Collected data:
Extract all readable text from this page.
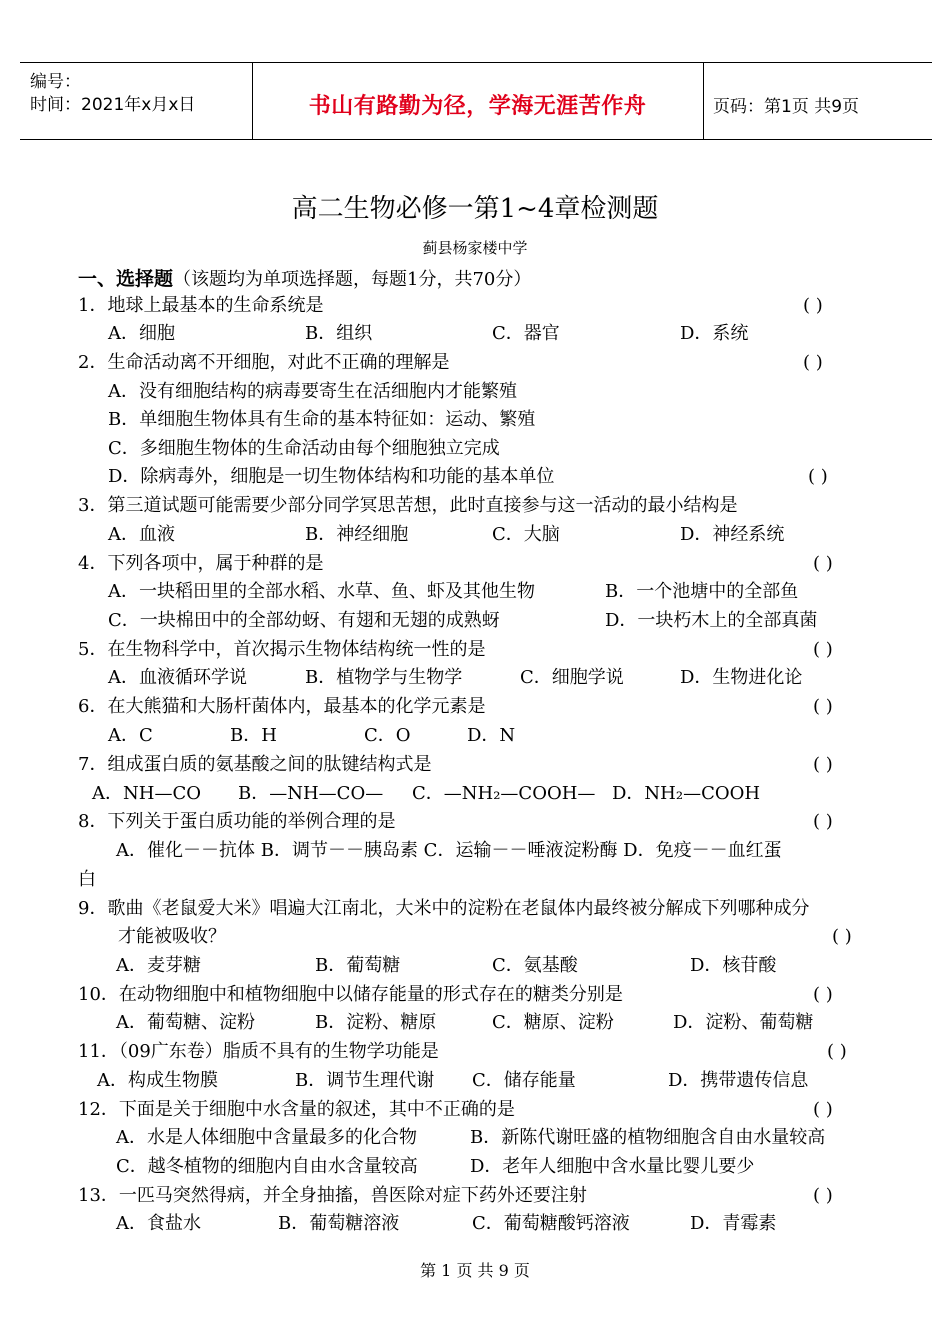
编号：
时间：2021年x月x日	书山有路勤为径，学海无涯苦作舟	页码：第1页 共9页
高二生物必修一第1~4章检测题
蓟县杨家楼中学
一、选择题（该题均为单项选择题，每题1分，共70分）
1．地球上最基本的生命系统是	( )
A．细胞	B．组织	C．器官	D．系统
2．生命活动离不开细胞，对此不正确的理解是	( )
A．没有细胞结构的病毒要寄生在活细胞内才能繁殖
B．单细胞生物体具有生命的基本特征如：运动、繁殖
C．多细胞生物体的生命活动由每个细胞独立完成
D．除病毒外，细胞是一切生物体结构和功能的基本单位	( )
3．第三道试题可能需要少部分同学冥思苦想，此时直接参与这一活动的最小结构是
A．血液	B．神经细胞	C．大脑	D．神经系统
4．下列各项中，属于种群的是	( )
A．一块稻田里的全部水稻、水草、鱼、虾及其他生物	B．一个池塘中的全部鱼
C．一块棉田中的全部幼蚜、有翅和无翅的成熟蚜	D．一块朽木上的全部真菌
5．在生物科学中，首次揭示生物体结构统一性的是	( )
A．血液循环学说	B．植物学与生物学	C．细胞学说	D．生物进化论
6．在大熊猫和大肠杆菌体内，最基本的化学元素是	( )
A．C	B．H	C．O	D．N
7．组成蛋白质的氨基酸之间的肽键结构式是	( )
A．NH—CO B．—NH—CO— C．—NH₂—COOH— D．NH₂—COOH
8．下列关于蛋白质功能的举例合理的是	( )
A．催化－－抗体 B．调节－－胰岛素 C．运输－－唾液淀粉酶 D．免疫－－血红蛋
白
9．歌曲《老鼠爱大米》唱遍大江南北，大米中的淀粉在老鼠体内最终被分解成下列哪种成分
才能被吸收？	( )
A．麦芽糖	B．葡萄糖	C．氨基酸	D．核苷酸
10．在动物细胞中和植物细胞中以储存能量的形式存在的糖类分别是	( )
A．葡萄糖、淀粉	B．淀粉、糖原	C．糖原、淀粉	D．淀粉、葡萄糖
11．（09广东卷）脂质不具有的生物学功能是	( )
A．构成生物膜	B．调节生理代谢 C．储存能量	D．携带遗传信息
12．下面是关于细胞中水含量的叙述，其中不正确的是	( )
A．水是人体细胞中含量最多的化合物	B．新陈代谢旺盛的植物细胞含自由水量较高
C．越冬植物的细胞内自由水含量较高	D．老年人细胞中含水量比婴儿要少
13．一匹马突然得病，并全身抽搐，兽医除对症下药外还要注射	( )
A．食盐水	B．葡萄糖溶液	C．葡萄糖酸钙溶液	D．青霉素
第 1 页 共 9 页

Problem
Strip the images and reproduce the remaining records precisely.

Exercise result
Extract all readable text from this page.
编号：
时间：2021年x月x日	书山有路勤为径，学海无涯苦作舟	页码：第1页 共9页
高二生物必修一第1~4章检测题
蓟县杨家楼中学
一、选择题（该题均为单项选择题，每题1分，共70分）
1．地球上最基本的生命系统是	( )
A．细胞	B．组织	C．器官	D．系统
2．生命活动离不开细胞，对此不正确的理解是	( )
A．没有细胞结构的病毒要寄生在活细胞内才能繁殖
B．单细胞生物体具有生命的基本特征如：运动、繁殖
C．多细胞生物体的生命活动由每个细胞独立完成
D．除病毒外，细胞是一切生物体结构和功能的基本单位	( )
3．第三道试题可能需要少部分同学冥思苦想，此时直接参与这一活动的最小结构是
A．血液	B．神经细胞	C．大脑	D．神经系统
4．下列各项中，属于种群的是	( )
A．一块稻田里的全部水稻、水草、鱼、虾及其他生物	B．一个池塘中的全部鱼
C．一块棉田中的全部幼蚜、有翅和无翅的成熟蚜	D．一块朽木上的全部真菌
5．在生物科学中，首次揭示生物体结构统一性的是	( )
A．血液循环学说	B．植物学与生物学	C．细胞学说	D．生物进化论
6．在大熊猫和大肠杆菌体内，最基本的化学元素是	( )
A．C	B．H	C．O	D．N
7．组成蛋白质的氨基酸之间的肽键结构式是	( )
A．NH—CO B．—NH—CO— C．—NH₂—COOH— D．NH₂—COOH
8．下列关于蛋白质功能的举例合理的是	( )
A．催化－－抗体 B．调节－－胰岛素 C．运输－－唾液淀粉酶 D．免疫－－血红蛋
白
9．歌曲《老鼠爱大米》唱遍大江南北，大米中的淀粉在老鼠体内最终被分解成下列哪种成分
才能被吸收？	( )
A．麦芽糖	B．葡萄糖	C．氨基酸	D．核苷酸
10．在动物细胞中和植物细胞中以储存能量的形式存在的糖类分别是	( )
A．葡萄糖、淀粉	B．淀粉、糖原	C．糖原、淀粉	D．淀粉、葡萄糖
11．（09广东卷）脂质不具有的生物学功能是	( )
A．构成生物膜	B．调节生理代谢 C．储存能量	D．携带遗传信息
12．下面是关于细胞中水含量的叙述，其中不正确的是	( )
A．水是人体细胞中含量最多的化合物	B．新陈代谢旺盛的植物细胞含自由水量较高
C．越冬植物的细胞内自由水含量较高	D．老年人细胞中含水量比婴儿要少
13．一匹马突然得病，并全身抽搐，兽医除对症下药外还要注射	( )
A．食盐水	B．葡萄糖溶液	C．葡萄糖酸钙溶液	D．青霉素
第 1 页 共 9 页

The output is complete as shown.